• _Assignment 1_
Reproduce the part of the Rhode Island Medicaid post starting with "Yet, while a" and going on through "a government-run charity.".
• _Assignment 2_
Based on the Rhode Island Medicaid post, say whether each statement agrees with it. Answer yes or no, and quote the words that decide it.
(a) The state projects that the funding gap will grow to nearly $500 million in fiscal 2013.
(b) Gov. Donald Carcieri is identified as a Democrat.
(c) The post's author counts the increase in premiums and copayments among the positive aspects of the proposal.
• _Assignment 3_
Answer these questions using the Rhode Island Medicaid post.
(a) Who wrote the post?
(b) Which "optional" service does the proposal name as an example?
(c) What does the final sentence call Medicaid?
[[ Excerpted passage, beginning ]]
Waiting lists for Rhode Island Medicaid?
September 8th, 2008 | by Brian Schwartz |An article in last week’s Washigton Post shows how when you empower government to provide health insurance, you allow politicians to determine how, when, and if you get medical care:
Facing a severe budget shortfall, Rhode Island officials are seeking unprecedented authority to rein in Medicaid spending in a move that has alarmed Democrats in Congress and advocates for the poor. …
…Gov. Donald Carcieri (R) … said the pressures of a “national economic downward spiral” had forced the state to confront skyrocketing health-care costs, “the single largest expenditure of the state’s budget.”
“The Medicaid waiver would allow the state to implement reforms to protect the long-term viability of the program as well as the individuals it services,” Carcieri said at the time. …
By the state’s own estimates, the combined total of state and federal expenditures would fall substantially short of projected needs, with the gap growing from $231 million next year to nearly $500 million in fiscal 2013. Rhode Island proposes to fill that gap by delivering health care more efficiently, primarily by reducing demand for such high-cost facilities as nursing homes and increasing the availability of in-home and community-based care for the elderly and the disabled.
But the proposal also seeks to charge poor families a premium for using the emergency room instead of visiting a primary-care doctor, to increase co-payments and premiums beyond the level set by federal law, and to restrict access to certain facilities and “optional” services, such as dental care, including by establishing waiting lists and “restricting services to certain geographical areas of the state.”
Sound familiar? Government pays the medical bills for a segment of the population, the programs costs more than expected, and to contain costs, politicians restrict patients’ access to medical care.
There are some positive aspects, namely, the fee for using the ER unnecessarily, and increasing premiums and copayments. These measures help remove the illusion that health care is “free,” and can hence encourage Medicaid patients to be cost-conscious when seeking medical care.
Yet, while a bad government program is better than a really bad one, we should not be satisfied with incrimental improvements. Politicians should not force citizens to donate to charity, and Medicaid is a government-run charity.
[[ Excerpted passage, end ]]
[[ Extracted records, beginning ]]
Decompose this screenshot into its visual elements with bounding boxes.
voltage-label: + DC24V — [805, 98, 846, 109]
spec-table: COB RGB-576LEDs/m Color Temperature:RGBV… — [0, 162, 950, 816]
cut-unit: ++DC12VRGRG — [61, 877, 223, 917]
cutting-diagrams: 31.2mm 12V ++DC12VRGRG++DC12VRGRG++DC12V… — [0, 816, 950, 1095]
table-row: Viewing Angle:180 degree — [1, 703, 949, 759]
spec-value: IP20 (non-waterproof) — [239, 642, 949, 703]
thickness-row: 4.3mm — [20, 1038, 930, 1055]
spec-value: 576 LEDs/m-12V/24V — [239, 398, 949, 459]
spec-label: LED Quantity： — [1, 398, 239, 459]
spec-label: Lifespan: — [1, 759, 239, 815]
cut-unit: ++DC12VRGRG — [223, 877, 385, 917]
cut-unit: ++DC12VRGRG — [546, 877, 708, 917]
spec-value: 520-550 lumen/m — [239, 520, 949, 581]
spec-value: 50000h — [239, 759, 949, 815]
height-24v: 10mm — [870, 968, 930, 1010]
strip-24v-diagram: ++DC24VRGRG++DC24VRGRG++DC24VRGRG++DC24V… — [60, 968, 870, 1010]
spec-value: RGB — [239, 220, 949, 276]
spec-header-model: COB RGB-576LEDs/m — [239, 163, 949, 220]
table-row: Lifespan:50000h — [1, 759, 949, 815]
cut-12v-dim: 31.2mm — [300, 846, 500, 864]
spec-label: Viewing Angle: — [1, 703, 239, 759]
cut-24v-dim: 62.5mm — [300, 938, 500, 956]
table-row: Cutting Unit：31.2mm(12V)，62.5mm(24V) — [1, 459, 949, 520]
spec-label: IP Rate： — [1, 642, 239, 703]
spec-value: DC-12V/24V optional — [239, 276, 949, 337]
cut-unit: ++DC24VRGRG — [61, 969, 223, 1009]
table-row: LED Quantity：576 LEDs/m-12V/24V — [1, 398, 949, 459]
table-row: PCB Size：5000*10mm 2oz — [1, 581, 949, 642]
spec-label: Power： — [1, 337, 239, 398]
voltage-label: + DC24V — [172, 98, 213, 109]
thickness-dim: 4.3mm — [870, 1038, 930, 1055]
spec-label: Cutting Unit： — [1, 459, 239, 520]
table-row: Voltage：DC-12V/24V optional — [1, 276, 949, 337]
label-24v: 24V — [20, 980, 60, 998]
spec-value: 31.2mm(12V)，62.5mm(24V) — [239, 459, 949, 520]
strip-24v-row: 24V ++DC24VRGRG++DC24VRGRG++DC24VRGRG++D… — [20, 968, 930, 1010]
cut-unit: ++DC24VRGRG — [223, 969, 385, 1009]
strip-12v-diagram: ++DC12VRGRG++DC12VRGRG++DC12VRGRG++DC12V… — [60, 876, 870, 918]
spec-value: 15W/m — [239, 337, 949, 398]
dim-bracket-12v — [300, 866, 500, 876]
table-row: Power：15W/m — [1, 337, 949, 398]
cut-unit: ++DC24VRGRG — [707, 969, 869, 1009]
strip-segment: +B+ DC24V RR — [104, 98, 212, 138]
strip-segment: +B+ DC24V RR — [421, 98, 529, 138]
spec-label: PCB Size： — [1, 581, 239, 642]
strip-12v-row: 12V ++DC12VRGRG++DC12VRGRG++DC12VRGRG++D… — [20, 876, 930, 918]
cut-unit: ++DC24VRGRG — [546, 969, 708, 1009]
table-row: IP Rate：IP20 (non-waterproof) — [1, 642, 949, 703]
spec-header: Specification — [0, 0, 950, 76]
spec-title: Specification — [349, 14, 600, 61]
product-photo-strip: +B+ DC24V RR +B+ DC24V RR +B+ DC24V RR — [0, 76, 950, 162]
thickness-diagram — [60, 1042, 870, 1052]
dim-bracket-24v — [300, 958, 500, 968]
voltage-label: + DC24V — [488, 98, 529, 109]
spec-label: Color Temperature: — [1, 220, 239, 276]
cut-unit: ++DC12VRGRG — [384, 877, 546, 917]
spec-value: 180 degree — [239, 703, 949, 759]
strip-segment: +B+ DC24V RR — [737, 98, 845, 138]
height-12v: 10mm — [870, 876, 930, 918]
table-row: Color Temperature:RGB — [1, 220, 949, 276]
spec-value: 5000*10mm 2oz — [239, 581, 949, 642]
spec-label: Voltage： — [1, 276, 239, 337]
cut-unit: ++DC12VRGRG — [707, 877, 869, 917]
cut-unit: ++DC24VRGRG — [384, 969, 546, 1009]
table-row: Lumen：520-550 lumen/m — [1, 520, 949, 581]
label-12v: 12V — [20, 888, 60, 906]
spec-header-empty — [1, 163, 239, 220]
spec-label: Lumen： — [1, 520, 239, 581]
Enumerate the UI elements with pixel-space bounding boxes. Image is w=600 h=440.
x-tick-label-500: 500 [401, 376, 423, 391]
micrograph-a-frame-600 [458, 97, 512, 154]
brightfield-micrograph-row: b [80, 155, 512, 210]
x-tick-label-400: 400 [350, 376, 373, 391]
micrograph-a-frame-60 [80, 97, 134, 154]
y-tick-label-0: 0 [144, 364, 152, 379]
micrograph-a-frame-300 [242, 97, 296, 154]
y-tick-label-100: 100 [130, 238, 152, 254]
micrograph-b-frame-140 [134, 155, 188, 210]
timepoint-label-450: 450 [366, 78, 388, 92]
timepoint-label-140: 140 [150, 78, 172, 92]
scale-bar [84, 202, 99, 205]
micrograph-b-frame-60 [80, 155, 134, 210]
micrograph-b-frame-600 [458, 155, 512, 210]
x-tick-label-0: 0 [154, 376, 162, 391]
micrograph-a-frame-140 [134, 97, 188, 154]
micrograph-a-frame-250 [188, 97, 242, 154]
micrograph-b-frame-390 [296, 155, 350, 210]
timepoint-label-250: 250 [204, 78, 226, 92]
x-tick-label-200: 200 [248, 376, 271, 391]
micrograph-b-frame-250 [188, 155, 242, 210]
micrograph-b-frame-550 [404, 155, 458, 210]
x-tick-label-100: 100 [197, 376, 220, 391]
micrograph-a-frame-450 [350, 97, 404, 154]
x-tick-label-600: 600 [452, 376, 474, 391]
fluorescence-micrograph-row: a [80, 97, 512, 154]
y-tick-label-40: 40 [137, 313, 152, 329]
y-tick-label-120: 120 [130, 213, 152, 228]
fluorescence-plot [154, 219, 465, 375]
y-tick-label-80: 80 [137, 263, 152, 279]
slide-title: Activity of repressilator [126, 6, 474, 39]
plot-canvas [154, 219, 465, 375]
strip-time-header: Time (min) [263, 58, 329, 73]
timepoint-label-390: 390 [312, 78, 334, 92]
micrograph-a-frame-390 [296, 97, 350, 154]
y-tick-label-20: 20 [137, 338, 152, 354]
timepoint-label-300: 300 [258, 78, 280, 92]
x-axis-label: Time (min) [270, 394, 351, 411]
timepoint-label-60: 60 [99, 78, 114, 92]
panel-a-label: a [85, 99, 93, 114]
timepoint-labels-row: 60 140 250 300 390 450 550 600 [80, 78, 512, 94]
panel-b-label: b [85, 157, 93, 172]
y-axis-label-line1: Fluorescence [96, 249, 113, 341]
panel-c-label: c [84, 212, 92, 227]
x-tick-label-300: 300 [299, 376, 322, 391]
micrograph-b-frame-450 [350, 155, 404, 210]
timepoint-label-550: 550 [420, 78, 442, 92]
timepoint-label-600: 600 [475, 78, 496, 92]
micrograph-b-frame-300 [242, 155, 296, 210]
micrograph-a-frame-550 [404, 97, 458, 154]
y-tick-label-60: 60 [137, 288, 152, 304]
[[ Extracted records, end ]]
• _Final answer 1_
Yet, while a bad government program is better than a really bad one, we should not be satisfied with incrimental improvements. Politicians should not force citizens to donate to charity, and Medicaid is a government-run charity.

• _Final answer 2_
(a) Yes: "with the gap growing from $231 million next year to nearly $500 million in fiscal 2013."
(b) No: "Gov. Donald Carcieri (R)"
(c) Yes: "There are some positive aspects, namely, the fee for using the ER unnecessarily, and increasing premiums and copayments."

• _Final answer 3_
(a) Brian Schwartz
(b) Dental care
(c) A government-run charity